▶ [Potongan Teks]:
-=-=-

Nadzir Handal
Prof. Dr. KH. Didin Hafidhuddin, M.Sc.
Ikhtilaf ulama mengenai boleh tidaknya wakaf uang, boleh dikatakan, sudah selesai. Akhirnya, memang ada dua pendapat, yang tidak setuju (misalnya Anwar Ibrahim, 2002), dan yang setuju. Yang setuju,dari ulama terdahulu, contohnya Az-Zuhri (wafat tahun 124 H). Beliau membolehkan mewakafkan dinar dan dirham dengan menjadikannya sebagai modal usaha/dagang dan menyalurkan keuntungannya sebagai wakaf. Menurut mazhab Hanafi, uang yang diwakafkan dijadikan modal usaha dengan sistem mudlarabah atau system bagi hasil lainnya. Keuntungan dari bagi hasil diberikan untuk kepentingan umum (Wahbah Al-Zuhaily, 1997).
Penulis sendiri berpendapat, wakaf uang tunai dibenarkan secara syari’ah, dengan catatan uang tersebut tetap terjaga dan terpelihara di lembaga yang amanah dan professional.

-=-=-

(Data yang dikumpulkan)
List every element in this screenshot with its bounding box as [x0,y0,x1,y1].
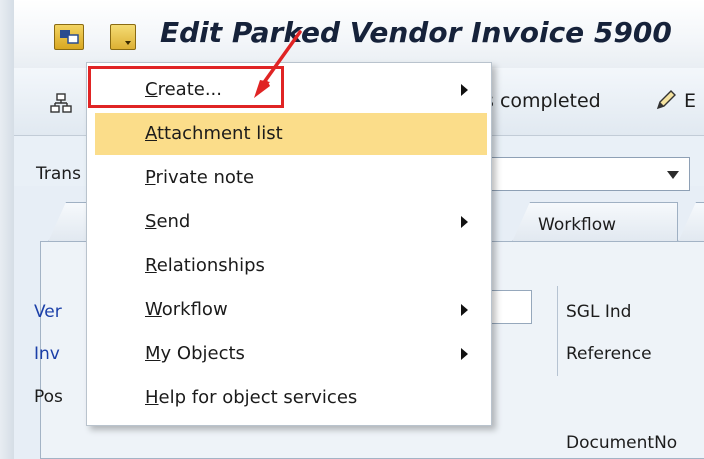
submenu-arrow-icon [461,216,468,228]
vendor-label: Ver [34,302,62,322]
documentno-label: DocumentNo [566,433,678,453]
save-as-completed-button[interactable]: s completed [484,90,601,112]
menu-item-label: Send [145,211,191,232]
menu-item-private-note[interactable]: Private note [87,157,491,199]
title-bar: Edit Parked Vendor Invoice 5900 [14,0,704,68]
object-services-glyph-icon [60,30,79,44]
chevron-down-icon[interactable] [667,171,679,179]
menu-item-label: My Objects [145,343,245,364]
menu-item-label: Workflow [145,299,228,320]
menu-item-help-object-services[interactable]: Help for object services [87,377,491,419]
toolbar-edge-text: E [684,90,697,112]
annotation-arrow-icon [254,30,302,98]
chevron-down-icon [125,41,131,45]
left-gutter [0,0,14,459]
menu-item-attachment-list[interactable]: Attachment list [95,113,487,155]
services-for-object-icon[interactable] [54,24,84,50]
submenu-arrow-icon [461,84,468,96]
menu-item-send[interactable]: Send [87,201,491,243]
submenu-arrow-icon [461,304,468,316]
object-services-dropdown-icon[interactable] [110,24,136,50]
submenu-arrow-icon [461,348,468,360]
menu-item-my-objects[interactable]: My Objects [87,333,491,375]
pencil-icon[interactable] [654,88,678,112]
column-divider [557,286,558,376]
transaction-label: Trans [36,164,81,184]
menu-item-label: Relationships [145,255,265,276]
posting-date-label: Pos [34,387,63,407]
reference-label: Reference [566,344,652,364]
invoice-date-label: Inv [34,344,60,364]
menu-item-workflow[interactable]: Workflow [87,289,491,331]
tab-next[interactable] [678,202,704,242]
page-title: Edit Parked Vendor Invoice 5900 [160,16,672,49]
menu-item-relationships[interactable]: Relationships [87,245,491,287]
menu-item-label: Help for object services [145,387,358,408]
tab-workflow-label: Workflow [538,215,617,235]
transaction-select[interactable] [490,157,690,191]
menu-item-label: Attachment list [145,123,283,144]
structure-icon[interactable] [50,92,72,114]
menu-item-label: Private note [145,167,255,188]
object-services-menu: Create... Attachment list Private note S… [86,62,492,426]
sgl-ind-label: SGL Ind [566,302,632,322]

-=-=-

▶ [Daftar Tugas]:
1 - Salin teks tentang wakaf uang secara persis, mulai dari "Penulis sendiri berpendapat, wakaf" sampai dengan "amanah dan professional.".
2 - Sajikan baris-baris dalam catatan, mulai dari baris yang memuat "submenu-arrow-icon [461,216,468,228]" sampai dengan baris yang memuat "menu-item-private-note[interactable]: Private note" (kedua baris itu ikut disertakan), sebagai tabel Markdown dengan kolom No. dan Baris, tanpa baris kosong.

▶ [Hasil yang Diharapkan]:
1 -
Penulis sendiri berpendapat, wakaf uang tunai dibenarkan secara syari’ah, dengan catatan uang tersebut tetap terjaga dan terpelihara di lembaga yang amanah dan professional.

2 -
| No. | Baris |
|---|---|
| 1 | submenu-arrow-icon [461,216,468,228] |
| 2 | vendor-label: Ver [34,302,62,322] |
| 3 | documentno-label: DocumentNo [566,433,678,453] |
| 4 | save-as-completed-button[interactable]: s completed [484,90,601,112] |
| 5 | menu-item-label: Send [145,211,191,232] |
| 6 | menu-item-private-note[interactable]: Private note [87,157,491,199] |